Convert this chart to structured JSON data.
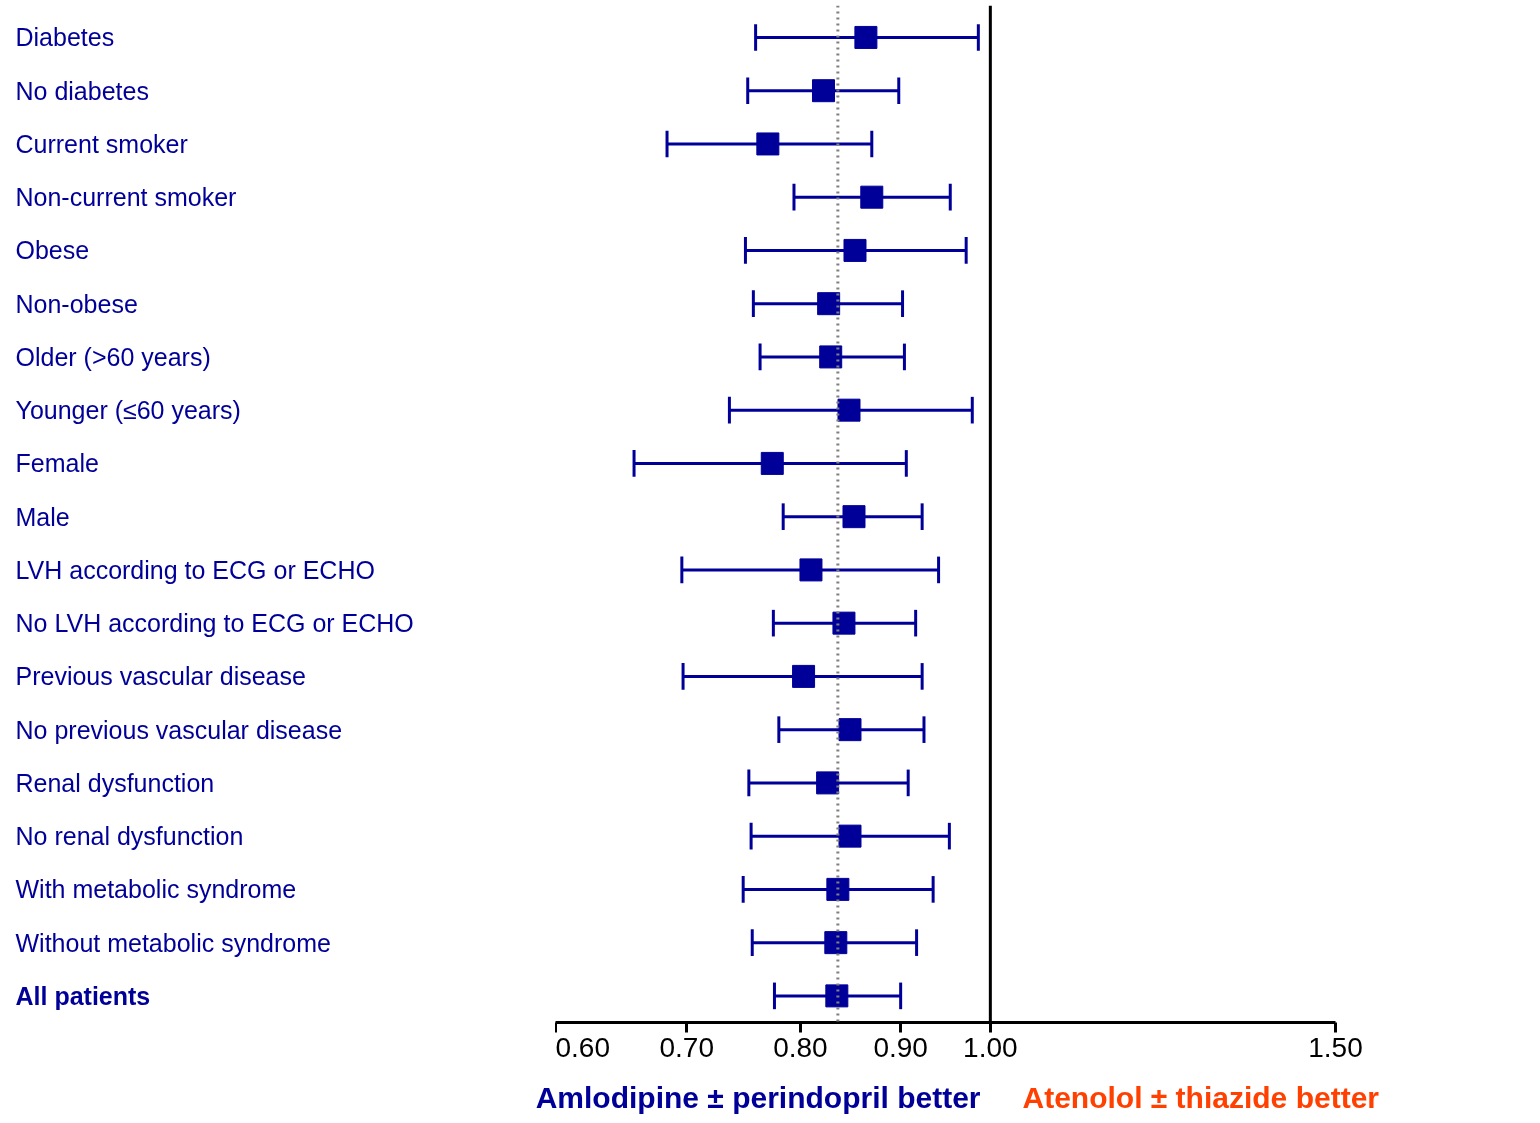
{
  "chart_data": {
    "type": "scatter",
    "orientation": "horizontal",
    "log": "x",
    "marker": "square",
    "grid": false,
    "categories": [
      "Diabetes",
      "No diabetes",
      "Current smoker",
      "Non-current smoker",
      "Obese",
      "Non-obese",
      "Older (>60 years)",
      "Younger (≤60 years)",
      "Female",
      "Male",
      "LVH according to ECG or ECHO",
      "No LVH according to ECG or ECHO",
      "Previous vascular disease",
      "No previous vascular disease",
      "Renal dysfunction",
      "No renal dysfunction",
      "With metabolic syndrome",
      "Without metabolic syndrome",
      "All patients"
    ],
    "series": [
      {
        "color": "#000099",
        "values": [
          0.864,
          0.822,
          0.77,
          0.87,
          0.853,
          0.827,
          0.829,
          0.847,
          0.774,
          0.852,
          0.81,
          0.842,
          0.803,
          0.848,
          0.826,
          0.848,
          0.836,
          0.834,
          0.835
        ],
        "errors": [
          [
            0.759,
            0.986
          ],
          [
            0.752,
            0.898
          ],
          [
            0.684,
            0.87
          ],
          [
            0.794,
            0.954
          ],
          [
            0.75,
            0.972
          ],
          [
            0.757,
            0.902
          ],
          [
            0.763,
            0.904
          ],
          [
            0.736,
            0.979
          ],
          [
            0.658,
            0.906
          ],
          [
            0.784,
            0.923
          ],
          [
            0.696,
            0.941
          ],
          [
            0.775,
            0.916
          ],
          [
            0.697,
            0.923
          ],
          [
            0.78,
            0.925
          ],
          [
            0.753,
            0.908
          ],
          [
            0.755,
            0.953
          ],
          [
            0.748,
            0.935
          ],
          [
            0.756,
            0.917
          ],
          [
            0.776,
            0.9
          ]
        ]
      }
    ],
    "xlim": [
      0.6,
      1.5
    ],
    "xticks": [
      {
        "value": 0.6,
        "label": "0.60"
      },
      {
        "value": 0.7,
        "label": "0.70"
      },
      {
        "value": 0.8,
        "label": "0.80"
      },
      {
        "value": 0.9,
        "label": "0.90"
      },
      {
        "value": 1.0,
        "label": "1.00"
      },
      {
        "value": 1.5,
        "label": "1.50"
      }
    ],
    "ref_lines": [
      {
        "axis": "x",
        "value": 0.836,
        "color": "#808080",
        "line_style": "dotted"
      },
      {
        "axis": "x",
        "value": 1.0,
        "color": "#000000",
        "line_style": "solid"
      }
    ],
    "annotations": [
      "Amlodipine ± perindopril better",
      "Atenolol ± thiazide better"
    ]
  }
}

- Work to complete
Each line of the listing must be restated word for word, and the pictures left out.

- Response
Convert this chart to structured JSON data.
{
  "chart_data": {
    "type": "scatter",
    "orientation": "horizontal",
    "log": "x",
    "marker": "square",
    "grid": false,
    "categories": [
      "Diabetes",
      "No diabetes",
      "Current smoker",
      "Non-current smoker",
      "Obese",
      "Non-obese",
      "Older (>60 years)",
      "Younger (≤60 years)",
      "Female",
      "Male",
      "LVH according to ECG or ECHO",
      "No LVH according to ECG or ECHO",
      "Previous vascular disease",
      "No previous vascular disease",
      "Renal dysfunction",
      "No renal dysfunction",
      "With metabolic syndrome",
      "Without metabolic syndrome",
      "All patients"
    ],
    "series": [
      {
        "color": "#000099",
        "values": [
          0.864,
          0.822,
          0.77,
          0.87,
          0.853,
          0.827,
          0.829,
          0.847,
          0.774,
          0.852,
          0.81,
          0.842,
          0.803,
          0.848,
          0.826,
          0.848,
          0.836,
          0.834,
          0.835
        ],
        "errors": [
          [
            0.759,
            0.986
          ],
          [
            0.752,
            0.898
          ],
          [
            0.684,
            0.87
          ],
          [
            0.794,
            0.954
          ],
          [
            0.75,
            0.972
          ],
          [
            0.757,
            0.902
          ],
          [
            0.763,
            0.904
          ],
          [
            0.736,
            0.979
          ],
          [
            0.658,
            0.906
          ],
          [
            0.784,
            0.923
          ],
          [
            0.696,
            0.941
          ],
          [
            0.775,
            0.916
          ],
          [
            0.697,
            0.923
          ],
          [
            0.78,
            0.925
          ],
          [
            0.753,
            0.908
          ],
          [
            0.755,
            0.953
          ],
          [
            0.748,
            0.935
          ],
          [
            0.756,
            0.917
          ],
          [
            0.776,
            0.9
          ]
        ]
      }
    ],
    "xlim": [
      0.6,
      1.5
    ],
    "xticks": [
      {
        "value": 0.6,
        "label": "0.60"
      },
      {
        "value": 0.7,
        "label": "0.70"
      },
      {
        "value": 0.8,
        "label": "0.80"
      },
      {
        "value": 0.9,
        "label": "0.90"
      },
      {
        "value": 1.0,
        "label": "1.00"
      },
      {
        "value": 1.5,
        "label": "1.50"
      }
    ],
    "ref_lines": [
      {
        "axis": "x",
        "value": 0.836,
        "color": "#808080",
        "line_style": "dotted"
      },
      {
        "axis": "x",
        "value": 1.0,
        "color": "#000000",
        "line_style": "solid"
      }
    ],
    "annotations": [
      "Amlodipine ± perindopril better",
      "Atenolol ± thiazide better"
    ]
  }
}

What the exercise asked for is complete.